WHAT IS NEEDED: Write the entries out again exactly as they stand, but without the pictures.

INPUT ROWS:
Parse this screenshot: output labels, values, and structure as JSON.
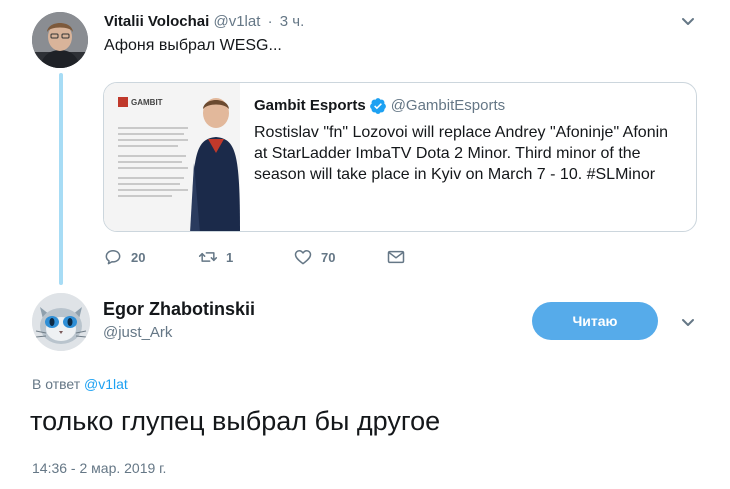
{
  "parent_tweet": {
    "name": "Vitalii Volochai",
    "handle": "@v1lat",
    "separator": "·",
    "time": "3 ч.",
    "text": "Афоня выбрал WESG...",
    "avatar_icon": "user-avatar-photo",
    "menu_icon": "chevron-down-icon"
  },
  "quoted_tweet": {
    "name": "Gambit Esports",
    "verified_icon": "verified-badge-icon",
    "handle": "@GambitEsports",
    "text": "Rostislav \"fn\" Lozovoi will replace Andrey \"Afoninje\" Afonin at StarLadder ImbaTV Dota 2 Minor. Third minor of the season will take place in Kyiv on March 7 - 10. #SLMinor",
    "media_icon": "announcement-image",
    "media_logo_text": "GAMBIT"
  },
  "actions": {
    "reply_count": "20",
    "retweet_count": "1",
    "like_count": "70",
    "reply_icon": "reply-icon",
    "retweet_icon": "retweet-icon",
    "like_icon": "heart-icon",
    "dm_icon": "envelope-icon"
  },
  "reply_tweet": {
    "name": "Egor Zhabotinskii",
    "handle": "@just_Ark",
    "follow_button": "Читаю",
    "in_reply_label": "В ответ",
    "in_reply_mention": "@v1lat",
    "text": "только глупец выбрал бы другое",
    "timestamp": "14:36 - 2 мар. 2019 г.",
    "avatar_icon": "cat-avatar-icon",
    "menu_icon": "chevron-down-icon"
  },
  "colors": {
    "link": "#1da1f2",
    "follow_button_bg": "#56abea",
    "thread_line": "#a7dcf5",
    "secondary_text": "#657786"
  }
}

OUTPUT OF THE EXERCISE:
Parse this screenshot: output labels, values, and structure as JSON.
{
  "parent_tweet": {
    "name": "Vitalii Volochai",
    "handle": "@v1lat",
    "separator": "·",
    "time": "3 ч.",
    "text": "Афоня выбрал WESG...",
    "avatar_icon": "user-avatar-photo",
    "menu_icon": "chevron-down-icon"
  },
  "quoted_tweet": {
    "name": "Gambit Esports",
    "verified_icon": "verified-badge-icon",
    "handle": "@GambitEsports",
    "text": "Rostislav \"fn\" Lozovoi will replace Andrey \"Afoninje\" Afonin at StarLadder ImbaTV Dota 2 Minor. Third minor of the season will take place in Kyiv on March 7 - 10. #SLMinor",
    "media_icon": "announcement-image",
    "media_logo_text": "GAMBIT"
  },
  "actions": {
    "reply_count": "20",
    "retweet_count": "1",
    "like_count": "70",
    "reply_icon": "reply-icon",
    "retweet_icon": "retweet-icon",
    "like_icon": "heart-icon",
    "dm_icon": "envelope-icon"
  },
  "reply_tweet": {
    "name": "Egor Zhabotinskii",
    "handle": "@just_Ark",
    "follow_button": "Читаю",
    "in_reply_label": "В ответ",
    "in_reply_mention": "@v1lat",
    "text": "только глупец выбрал бы другое",
    "timestamp": "14:36 - 2 мар. 2019 г.",
    "avatar_icon": "cat-avatar-icon",
    "menu_icon": "chevron-down-icon"
  },
  "colors": {
    "link": "#1da1f2",
    "follow_button_bg": "#56abea",
    "thread_line": "#a7dcf5",
    "secondary_text": "#657786"
  }
}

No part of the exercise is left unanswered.